Exercise goal -> Retype the listing below without changes, starting at its first line and ending at the line that contains "runner-female-icon — [83, 604, 113, 618]", with both of those lines included.

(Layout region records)
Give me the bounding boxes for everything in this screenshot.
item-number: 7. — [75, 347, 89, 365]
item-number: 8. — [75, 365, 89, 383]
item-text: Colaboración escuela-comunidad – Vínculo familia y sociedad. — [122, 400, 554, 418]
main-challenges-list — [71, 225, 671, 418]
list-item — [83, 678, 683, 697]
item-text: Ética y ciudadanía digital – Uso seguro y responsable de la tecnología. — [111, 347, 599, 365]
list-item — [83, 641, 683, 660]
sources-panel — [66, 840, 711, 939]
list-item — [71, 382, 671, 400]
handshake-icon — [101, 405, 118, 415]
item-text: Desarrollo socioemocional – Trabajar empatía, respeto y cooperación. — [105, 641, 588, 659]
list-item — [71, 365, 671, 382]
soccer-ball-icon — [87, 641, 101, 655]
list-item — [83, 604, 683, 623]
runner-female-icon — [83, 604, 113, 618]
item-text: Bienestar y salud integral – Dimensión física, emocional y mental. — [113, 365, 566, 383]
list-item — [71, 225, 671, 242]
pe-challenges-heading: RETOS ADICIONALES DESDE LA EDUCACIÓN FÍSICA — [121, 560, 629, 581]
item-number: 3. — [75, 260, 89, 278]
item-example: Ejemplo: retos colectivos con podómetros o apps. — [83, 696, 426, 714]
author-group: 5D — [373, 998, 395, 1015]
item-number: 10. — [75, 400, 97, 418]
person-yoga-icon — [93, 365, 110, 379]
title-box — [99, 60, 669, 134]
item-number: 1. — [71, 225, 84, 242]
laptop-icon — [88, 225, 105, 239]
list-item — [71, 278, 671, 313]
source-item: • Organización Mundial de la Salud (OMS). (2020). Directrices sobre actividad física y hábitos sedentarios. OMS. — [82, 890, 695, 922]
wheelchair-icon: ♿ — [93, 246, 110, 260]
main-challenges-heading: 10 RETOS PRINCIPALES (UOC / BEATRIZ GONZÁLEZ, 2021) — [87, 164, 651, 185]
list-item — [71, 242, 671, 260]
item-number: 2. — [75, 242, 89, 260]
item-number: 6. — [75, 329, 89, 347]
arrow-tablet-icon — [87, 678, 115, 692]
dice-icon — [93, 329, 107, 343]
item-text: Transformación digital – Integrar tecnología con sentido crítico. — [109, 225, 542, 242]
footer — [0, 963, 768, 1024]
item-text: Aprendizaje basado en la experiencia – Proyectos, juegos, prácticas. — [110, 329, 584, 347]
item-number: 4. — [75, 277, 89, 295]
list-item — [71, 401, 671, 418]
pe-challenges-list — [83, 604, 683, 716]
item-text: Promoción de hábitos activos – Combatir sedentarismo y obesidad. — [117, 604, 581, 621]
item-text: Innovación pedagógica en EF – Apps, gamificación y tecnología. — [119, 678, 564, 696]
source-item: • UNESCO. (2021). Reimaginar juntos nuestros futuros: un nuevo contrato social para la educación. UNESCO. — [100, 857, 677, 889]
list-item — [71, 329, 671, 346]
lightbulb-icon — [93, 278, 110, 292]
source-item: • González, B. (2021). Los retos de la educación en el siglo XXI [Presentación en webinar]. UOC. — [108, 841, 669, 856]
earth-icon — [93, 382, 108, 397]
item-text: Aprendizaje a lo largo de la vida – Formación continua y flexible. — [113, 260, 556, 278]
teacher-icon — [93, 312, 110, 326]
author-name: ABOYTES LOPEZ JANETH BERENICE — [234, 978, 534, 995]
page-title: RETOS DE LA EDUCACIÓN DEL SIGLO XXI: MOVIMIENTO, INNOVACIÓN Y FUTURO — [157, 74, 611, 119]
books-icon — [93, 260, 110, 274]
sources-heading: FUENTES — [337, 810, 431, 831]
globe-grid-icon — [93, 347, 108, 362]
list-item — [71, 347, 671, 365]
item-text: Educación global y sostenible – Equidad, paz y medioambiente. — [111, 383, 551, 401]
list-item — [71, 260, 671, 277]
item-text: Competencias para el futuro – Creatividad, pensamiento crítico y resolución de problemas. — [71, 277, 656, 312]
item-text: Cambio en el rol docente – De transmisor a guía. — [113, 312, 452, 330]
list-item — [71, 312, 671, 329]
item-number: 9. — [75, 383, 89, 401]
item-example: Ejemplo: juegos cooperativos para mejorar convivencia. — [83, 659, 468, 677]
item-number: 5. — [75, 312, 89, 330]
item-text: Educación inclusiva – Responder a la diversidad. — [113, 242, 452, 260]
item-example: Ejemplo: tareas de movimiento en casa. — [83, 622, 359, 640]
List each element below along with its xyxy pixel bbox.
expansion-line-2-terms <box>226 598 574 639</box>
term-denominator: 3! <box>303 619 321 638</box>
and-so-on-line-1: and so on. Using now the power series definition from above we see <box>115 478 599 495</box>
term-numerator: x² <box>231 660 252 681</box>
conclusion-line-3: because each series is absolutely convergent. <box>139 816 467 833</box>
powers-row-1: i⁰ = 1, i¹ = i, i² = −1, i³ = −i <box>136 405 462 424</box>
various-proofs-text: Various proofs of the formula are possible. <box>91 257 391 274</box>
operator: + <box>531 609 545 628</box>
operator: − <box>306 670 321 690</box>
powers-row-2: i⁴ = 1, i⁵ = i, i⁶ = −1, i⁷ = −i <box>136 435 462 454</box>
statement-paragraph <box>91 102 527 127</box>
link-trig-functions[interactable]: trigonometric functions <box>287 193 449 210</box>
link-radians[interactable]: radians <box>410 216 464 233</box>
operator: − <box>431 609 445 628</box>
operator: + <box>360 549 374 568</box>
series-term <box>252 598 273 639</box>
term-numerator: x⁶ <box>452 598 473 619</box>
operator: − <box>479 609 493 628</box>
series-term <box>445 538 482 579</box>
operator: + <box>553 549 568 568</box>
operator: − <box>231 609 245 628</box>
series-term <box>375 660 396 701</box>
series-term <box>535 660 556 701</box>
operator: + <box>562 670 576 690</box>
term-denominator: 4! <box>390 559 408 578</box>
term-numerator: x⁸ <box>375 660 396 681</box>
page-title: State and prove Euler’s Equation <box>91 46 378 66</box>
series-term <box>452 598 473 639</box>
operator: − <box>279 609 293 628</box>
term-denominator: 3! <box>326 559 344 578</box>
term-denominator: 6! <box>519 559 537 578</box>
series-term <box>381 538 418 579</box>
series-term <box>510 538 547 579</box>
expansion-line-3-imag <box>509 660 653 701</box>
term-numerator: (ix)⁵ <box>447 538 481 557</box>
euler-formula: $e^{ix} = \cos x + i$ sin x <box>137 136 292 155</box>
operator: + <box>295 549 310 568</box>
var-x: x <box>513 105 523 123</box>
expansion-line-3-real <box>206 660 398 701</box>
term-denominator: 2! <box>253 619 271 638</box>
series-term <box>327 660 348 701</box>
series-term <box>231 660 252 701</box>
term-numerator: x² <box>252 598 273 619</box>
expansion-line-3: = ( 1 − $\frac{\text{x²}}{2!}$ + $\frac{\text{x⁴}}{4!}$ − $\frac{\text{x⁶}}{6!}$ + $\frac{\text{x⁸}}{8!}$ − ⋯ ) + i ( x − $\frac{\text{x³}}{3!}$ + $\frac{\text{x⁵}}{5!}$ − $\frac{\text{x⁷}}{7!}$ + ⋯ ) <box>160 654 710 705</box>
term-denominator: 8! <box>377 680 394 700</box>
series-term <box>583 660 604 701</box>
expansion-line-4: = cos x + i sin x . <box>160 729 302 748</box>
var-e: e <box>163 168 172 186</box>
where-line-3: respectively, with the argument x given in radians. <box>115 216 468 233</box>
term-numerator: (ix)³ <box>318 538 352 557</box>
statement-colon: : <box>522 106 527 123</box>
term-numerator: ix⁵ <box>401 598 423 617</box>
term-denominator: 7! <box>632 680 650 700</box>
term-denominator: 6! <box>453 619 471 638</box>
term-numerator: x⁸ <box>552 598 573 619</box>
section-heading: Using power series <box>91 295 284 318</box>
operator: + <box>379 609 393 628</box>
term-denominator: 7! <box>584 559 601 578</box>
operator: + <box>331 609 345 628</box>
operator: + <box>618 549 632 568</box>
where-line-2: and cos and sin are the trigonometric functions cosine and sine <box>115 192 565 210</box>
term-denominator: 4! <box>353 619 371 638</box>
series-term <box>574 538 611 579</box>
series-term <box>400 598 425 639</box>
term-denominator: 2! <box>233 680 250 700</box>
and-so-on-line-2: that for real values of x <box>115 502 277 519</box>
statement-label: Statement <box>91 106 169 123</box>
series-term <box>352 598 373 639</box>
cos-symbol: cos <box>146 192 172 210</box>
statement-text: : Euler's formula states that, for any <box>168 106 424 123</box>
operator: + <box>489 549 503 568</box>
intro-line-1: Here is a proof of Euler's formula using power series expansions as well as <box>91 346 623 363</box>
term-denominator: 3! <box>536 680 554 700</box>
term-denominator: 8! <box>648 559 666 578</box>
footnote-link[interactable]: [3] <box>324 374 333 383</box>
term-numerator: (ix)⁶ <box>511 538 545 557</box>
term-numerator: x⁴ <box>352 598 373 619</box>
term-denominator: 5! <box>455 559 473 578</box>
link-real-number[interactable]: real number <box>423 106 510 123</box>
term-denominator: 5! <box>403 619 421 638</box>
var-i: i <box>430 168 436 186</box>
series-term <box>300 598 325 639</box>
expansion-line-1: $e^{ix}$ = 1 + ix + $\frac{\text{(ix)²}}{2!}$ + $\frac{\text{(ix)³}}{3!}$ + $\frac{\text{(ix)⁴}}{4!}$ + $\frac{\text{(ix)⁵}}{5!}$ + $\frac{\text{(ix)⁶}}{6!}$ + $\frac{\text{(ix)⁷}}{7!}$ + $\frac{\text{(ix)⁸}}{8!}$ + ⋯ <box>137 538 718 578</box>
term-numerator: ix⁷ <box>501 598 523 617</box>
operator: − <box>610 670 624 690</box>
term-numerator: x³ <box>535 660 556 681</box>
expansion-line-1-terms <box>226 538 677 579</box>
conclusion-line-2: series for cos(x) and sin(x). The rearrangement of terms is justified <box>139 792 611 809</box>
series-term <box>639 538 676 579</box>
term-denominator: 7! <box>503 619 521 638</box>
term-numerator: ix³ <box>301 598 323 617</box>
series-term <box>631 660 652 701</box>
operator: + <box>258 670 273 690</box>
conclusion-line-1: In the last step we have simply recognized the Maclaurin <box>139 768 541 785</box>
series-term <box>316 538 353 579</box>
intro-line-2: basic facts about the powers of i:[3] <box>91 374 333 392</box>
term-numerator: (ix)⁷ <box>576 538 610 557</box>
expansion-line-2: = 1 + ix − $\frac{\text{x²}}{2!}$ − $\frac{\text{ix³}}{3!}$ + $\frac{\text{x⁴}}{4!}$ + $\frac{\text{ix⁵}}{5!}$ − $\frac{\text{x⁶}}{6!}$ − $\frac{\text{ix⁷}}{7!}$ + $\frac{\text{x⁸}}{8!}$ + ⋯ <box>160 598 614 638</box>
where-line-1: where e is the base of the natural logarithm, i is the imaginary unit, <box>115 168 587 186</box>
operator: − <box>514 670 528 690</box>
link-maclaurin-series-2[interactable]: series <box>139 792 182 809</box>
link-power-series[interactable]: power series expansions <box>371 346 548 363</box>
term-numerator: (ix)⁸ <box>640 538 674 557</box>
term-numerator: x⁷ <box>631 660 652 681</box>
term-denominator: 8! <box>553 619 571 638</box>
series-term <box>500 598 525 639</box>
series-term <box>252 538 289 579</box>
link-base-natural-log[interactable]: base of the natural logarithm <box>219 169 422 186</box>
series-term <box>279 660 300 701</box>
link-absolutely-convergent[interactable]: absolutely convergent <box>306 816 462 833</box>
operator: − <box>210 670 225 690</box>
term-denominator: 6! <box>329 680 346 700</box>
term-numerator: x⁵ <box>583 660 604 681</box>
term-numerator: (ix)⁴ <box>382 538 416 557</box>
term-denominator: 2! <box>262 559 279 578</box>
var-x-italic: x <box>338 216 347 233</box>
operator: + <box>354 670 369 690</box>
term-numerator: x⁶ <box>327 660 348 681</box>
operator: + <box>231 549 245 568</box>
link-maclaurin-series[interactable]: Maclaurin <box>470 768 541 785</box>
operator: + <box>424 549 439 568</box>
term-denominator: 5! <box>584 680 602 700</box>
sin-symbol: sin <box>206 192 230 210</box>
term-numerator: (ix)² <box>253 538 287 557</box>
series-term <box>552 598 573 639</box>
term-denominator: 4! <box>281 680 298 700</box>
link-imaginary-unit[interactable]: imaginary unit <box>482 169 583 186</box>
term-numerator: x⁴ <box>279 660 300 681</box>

Task solution ->
Give me the bounding boxes for everything in this screenshot.
item-number: 7. — [75, 347, 89, 365]
item-number: 8. — [75, 365, 89, 383]
item-text: Colaboración escuela-comunidad – Vínculo familia y sociedad. — [122, 400, 554, 418]
main-challenges-list — [71, 225, 671, 418]
list-item — [83, 678, 683, 697]
item-text: Ética y ciudadanía digital – Uso seguro y responsable de la tecnología. — [111, 347, 599, 365]
list-item — [83, 641, 683, 660]
sources-panel — [66, 840, 711, 939]
list-item — [71, 382, 671, 400]
handshake-icon — [101, 405, 118, 415]
item-text: Desarrollo socioemocional – Trabajar empatía, respeto y cooperación. — [105, 641, 588, 659]
list-item — [71, 365, 671, 382]
soccer-ball-icon — [87, 641, 101, 655]
list-item — [83, 604, 683, 623]
runner-female-icon — [83, 604, 113, 618]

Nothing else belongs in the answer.